§ **GOAL OF THE EXERCISE**
Scan the material below for lines with the word "subordinates" and report how many there are, with nothing added.

>> begin STORED RECORDS

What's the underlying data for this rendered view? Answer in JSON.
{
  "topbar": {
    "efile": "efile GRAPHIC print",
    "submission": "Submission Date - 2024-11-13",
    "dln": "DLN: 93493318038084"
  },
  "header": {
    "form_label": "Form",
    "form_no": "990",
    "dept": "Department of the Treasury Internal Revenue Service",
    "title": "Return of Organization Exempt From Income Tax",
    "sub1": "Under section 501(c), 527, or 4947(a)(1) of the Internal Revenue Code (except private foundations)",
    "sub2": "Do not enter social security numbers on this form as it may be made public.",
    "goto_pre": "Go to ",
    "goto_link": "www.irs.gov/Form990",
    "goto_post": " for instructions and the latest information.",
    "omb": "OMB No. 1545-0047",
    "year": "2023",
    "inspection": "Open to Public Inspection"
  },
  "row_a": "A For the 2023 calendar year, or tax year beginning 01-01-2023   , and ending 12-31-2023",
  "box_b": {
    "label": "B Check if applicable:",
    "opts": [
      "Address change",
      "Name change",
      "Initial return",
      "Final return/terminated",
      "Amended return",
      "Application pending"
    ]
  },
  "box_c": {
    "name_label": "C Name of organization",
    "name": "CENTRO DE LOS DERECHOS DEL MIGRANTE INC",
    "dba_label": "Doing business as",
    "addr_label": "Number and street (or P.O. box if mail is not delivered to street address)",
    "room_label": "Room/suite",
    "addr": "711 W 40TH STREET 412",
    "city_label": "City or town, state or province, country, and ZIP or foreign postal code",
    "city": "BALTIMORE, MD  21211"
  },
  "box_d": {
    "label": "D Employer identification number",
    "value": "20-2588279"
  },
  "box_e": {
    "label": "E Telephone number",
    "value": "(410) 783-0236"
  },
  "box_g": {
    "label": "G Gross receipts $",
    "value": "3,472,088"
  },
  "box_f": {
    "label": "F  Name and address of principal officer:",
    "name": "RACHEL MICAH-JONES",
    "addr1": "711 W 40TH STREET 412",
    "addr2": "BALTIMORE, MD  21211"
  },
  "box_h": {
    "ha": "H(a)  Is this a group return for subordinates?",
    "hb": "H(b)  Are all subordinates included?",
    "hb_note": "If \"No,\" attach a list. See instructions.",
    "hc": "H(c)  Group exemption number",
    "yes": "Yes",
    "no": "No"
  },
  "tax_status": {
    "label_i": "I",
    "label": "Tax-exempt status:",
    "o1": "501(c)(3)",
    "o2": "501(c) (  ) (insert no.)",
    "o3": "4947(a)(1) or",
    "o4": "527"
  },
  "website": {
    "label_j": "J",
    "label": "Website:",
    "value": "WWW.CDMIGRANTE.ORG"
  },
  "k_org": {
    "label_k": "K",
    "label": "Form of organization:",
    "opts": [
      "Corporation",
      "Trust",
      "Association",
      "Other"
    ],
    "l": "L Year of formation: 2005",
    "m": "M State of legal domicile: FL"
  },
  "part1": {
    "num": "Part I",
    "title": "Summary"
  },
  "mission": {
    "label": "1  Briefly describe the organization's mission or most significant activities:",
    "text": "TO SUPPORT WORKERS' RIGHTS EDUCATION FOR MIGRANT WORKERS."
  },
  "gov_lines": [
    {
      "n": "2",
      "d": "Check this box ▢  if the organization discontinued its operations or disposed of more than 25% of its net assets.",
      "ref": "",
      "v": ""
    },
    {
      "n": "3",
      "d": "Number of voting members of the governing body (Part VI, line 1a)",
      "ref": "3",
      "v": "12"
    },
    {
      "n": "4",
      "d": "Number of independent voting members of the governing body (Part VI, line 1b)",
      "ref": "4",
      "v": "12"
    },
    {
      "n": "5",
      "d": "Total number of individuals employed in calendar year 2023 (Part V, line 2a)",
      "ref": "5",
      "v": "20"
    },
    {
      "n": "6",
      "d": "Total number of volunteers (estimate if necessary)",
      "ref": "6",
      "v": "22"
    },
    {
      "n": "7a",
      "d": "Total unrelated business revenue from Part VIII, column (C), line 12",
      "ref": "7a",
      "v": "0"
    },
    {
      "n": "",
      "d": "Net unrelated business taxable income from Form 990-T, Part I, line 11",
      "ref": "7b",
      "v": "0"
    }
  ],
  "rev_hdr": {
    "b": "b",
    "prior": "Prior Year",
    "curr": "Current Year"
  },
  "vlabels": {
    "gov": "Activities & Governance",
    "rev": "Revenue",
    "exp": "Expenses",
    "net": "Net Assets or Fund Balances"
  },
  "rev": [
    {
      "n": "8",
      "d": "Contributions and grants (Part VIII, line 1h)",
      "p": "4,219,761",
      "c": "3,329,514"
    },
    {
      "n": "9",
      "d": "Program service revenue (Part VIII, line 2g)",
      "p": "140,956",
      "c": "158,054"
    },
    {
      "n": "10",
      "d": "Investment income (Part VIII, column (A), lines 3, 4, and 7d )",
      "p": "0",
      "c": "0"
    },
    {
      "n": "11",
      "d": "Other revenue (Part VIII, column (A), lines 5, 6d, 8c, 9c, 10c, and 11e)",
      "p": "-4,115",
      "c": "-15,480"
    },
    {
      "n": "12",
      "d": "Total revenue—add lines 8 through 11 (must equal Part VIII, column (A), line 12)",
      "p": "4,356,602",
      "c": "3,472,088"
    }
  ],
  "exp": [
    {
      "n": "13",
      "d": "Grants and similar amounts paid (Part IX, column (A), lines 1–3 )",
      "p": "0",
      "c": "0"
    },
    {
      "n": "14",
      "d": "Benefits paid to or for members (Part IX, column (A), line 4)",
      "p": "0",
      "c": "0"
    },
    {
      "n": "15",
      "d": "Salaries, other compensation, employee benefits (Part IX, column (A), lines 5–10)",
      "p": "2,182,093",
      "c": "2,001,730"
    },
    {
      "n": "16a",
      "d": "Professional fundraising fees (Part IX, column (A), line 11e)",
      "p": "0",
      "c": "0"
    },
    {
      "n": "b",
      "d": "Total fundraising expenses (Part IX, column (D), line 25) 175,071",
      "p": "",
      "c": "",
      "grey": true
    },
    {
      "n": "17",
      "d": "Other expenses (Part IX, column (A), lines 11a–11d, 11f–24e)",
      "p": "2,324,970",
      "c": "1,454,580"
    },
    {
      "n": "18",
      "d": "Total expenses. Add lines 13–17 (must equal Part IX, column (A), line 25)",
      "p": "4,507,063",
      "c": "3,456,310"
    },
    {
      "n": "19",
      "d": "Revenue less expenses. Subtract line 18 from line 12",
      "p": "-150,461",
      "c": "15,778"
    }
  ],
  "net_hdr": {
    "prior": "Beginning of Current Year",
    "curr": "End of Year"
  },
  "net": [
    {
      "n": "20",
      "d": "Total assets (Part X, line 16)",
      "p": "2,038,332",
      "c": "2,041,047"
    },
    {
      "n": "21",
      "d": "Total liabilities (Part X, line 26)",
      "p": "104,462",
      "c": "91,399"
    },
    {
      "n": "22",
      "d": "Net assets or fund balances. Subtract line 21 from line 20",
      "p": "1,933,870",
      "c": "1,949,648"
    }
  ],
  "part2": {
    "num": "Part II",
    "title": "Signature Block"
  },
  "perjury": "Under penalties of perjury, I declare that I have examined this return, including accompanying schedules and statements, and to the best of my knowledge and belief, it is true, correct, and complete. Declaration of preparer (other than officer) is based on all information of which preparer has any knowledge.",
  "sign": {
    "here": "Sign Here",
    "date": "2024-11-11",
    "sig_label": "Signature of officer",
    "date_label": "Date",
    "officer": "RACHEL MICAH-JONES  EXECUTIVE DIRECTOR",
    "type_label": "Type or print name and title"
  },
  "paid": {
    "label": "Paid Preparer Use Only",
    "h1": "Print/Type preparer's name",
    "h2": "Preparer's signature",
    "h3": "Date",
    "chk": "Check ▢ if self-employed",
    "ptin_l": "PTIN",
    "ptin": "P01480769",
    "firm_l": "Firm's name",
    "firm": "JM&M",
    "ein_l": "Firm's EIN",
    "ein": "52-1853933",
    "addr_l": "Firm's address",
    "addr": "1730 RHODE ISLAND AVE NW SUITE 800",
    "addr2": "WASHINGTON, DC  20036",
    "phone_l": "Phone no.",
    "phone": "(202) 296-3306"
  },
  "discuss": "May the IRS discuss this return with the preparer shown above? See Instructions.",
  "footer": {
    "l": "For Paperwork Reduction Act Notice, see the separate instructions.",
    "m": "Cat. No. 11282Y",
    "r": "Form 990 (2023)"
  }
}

>> end STORED RECORDS

§ **ANSWER IN FULL**
2